-- start --

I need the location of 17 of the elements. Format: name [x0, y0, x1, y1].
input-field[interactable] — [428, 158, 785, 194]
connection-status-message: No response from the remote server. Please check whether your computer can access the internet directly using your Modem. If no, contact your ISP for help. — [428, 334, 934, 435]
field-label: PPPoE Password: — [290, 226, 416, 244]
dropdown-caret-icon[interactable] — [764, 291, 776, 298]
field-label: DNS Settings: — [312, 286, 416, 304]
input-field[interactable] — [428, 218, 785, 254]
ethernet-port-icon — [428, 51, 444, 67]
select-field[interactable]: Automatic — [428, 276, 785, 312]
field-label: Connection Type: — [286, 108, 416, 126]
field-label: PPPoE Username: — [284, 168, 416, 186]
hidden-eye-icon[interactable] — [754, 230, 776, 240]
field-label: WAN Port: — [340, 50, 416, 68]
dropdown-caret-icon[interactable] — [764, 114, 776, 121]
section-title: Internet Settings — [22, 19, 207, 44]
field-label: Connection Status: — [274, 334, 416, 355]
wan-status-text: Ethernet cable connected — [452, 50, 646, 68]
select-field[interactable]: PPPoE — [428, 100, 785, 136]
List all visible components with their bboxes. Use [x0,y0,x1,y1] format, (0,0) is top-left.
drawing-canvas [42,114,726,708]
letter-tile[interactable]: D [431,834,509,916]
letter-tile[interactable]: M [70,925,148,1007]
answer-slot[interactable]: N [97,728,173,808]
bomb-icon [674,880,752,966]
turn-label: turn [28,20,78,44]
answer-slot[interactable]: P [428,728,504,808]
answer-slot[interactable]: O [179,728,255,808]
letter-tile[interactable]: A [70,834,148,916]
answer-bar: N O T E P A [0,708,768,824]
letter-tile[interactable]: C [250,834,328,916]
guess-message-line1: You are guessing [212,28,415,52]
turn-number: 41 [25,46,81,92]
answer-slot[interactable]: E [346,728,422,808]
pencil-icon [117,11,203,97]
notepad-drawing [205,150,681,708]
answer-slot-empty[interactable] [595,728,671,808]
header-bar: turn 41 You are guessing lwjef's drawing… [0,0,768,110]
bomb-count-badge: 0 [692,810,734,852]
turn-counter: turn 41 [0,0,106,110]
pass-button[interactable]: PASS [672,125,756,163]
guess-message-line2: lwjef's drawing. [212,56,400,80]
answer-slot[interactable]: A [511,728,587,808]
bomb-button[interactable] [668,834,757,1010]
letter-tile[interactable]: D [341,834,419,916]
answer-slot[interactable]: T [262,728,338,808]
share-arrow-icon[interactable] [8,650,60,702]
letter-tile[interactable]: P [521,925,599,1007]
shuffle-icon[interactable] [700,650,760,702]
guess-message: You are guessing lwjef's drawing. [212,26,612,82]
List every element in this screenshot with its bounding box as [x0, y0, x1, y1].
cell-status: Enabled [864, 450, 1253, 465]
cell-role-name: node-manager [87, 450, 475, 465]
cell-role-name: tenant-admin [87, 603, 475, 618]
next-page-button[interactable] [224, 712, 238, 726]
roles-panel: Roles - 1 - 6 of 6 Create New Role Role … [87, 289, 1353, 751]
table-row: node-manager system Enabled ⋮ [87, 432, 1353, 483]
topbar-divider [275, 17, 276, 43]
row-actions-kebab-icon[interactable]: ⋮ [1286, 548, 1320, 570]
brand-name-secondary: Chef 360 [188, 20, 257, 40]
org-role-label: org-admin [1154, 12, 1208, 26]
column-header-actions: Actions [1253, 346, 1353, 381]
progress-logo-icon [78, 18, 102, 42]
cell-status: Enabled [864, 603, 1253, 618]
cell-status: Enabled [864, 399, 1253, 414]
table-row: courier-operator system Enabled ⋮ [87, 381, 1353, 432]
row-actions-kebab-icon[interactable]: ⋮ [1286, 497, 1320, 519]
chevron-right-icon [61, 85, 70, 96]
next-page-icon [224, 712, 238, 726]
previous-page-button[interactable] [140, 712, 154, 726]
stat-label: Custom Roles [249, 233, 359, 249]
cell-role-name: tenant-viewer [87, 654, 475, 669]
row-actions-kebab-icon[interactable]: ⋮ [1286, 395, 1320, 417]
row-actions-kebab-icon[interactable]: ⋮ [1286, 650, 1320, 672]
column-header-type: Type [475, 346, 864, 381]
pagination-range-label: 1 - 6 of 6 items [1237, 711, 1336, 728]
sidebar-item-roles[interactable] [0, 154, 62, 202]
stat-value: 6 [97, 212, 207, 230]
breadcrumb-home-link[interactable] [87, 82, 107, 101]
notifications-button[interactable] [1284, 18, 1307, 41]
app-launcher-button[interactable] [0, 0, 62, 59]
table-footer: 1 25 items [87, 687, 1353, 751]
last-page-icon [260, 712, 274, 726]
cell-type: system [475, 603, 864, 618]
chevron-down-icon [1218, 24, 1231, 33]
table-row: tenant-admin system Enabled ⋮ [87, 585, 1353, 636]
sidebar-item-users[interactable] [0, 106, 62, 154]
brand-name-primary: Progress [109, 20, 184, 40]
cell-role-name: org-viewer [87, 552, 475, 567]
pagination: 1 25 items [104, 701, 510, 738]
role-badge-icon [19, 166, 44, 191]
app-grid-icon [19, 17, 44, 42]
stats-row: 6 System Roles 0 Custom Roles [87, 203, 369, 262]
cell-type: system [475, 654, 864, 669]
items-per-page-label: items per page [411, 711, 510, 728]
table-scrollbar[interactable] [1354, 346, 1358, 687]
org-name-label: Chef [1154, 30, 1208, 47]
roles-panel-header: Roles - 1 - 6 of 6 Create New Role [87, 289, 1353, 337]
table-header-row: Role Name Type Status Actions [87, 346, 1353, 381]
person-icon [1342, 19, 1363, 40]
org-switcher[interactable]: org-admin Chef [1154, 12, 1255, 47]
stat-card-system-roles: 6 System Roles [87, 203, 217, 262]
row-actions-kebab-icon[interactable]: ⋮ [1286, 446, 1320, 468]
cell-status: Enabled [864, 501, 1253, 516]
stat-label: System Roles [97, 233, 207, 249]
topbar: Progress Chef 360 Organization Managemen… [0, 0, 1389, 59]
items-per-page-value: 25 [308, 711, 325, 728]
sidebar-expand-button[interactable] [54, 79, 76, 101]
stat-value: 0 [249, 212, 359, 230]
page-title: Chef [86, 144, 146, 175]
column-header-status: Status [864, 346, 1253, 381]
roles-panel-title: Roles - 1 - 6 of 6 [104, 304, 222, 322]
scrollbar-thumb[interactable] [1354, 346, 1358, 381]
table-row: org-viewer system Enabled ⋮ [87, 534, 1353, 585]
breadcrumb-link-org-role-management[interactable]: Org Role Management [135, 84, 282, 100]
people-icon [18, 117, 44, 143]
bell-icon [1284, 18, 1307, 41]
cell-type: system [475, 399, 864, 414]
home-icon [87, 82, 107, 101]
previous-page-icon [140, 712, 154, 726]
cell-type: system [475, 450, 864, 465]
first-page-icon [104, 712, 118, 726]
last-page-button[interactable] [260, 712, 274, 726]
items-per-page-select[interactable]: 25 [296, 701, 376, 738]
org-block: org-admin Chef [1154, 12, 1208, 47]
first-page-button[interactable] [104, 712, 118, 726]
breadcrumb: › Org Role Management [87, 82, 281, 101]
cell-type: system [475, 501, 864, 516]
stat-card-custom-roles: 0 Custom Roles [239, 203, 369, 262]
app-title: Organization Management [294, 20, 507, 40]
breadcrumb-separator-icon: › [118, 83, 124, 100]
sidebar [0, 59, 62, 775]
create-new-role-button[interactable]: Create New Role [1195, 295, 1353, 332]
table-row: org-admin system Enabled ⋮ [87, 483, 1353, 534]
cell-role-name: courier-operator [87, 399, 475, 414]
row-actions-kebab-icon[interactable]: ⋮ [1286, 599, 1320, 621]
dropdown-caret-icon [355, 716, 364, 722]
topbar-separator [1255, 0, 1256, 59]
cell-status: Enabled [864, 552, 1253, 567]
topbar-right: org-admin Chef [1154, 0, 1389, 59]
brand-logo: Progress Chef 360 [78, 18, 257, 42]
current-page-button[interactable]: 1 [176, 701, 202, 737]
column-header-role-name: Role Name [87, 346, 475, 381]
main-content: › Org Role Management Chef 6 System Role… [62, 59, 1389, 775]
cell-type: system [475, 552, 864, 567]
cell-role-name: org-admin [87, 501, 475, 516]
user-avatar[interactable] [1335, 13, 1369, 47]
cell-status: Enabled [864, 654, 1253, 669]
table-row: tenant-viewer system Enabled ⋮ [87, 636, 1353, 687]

-- end --

**Set task:**
Format every line from the start of the records through the line containing "drawing-canvas [42,114,726,708]" (that line included) as a JSON list of strings, one string per line, with blank lines omitted.

**The reply:**
[
  "I need the location of 17 of the elements. Format: name [x0, y0, x1, y1].",
  "input-field[interactable] — [428, 158, 785, 194]",
  "connection-status-message: No response from the remote server. Please check whether your computer can access the internet directly using your Modem. If no, contact your ISP for help. — [428, 334, 934, 435]",
  "field-label: PPPoE Password: — [290, 226, 416, 244]",
  "dropdown-caret-icon[interactable] — [764, 291, 776, 298]",
  "field-label: DNS Settings: — [312, 286, 416, 304]",
  "input-field[interactable] — [428, 218, 785, 254]",
  "ethernet-port-icon — [428, 51, 444, 67]",
  "select-field[interactable]: Automatic — [428, 276, 785, 312]",
  "field-label: Connection Type: — [286, 108, 416, 126]",
  "field-label: PPPoE Username: — [284, 168, 416, 186]",
  "hidden-eye-icon[interactable] — [754, 230, 776, 240]",
  "field-label: WAN Port: — [340, 50, 416, 68]",
  "dropdown-caret-icon[interactable] — [764, 114, 776, 121]",
  "section-title: Internet Settings — [22, 19, 207, 44]",
  "field-label: Connection Status: — [274, 334, 416, 355]",
  "wan-status-text: Ethernet cable connected — [452, 50, 646, 68]",
  "select-field[interactable]: PPPoE — [428, 100, 785, 136]",
  "List all visible components with their bboxes. Use [x0,y0,x1,y1] format, (0,0) is top-left.",
  "drawing-canvas [42,114,726,708]"
]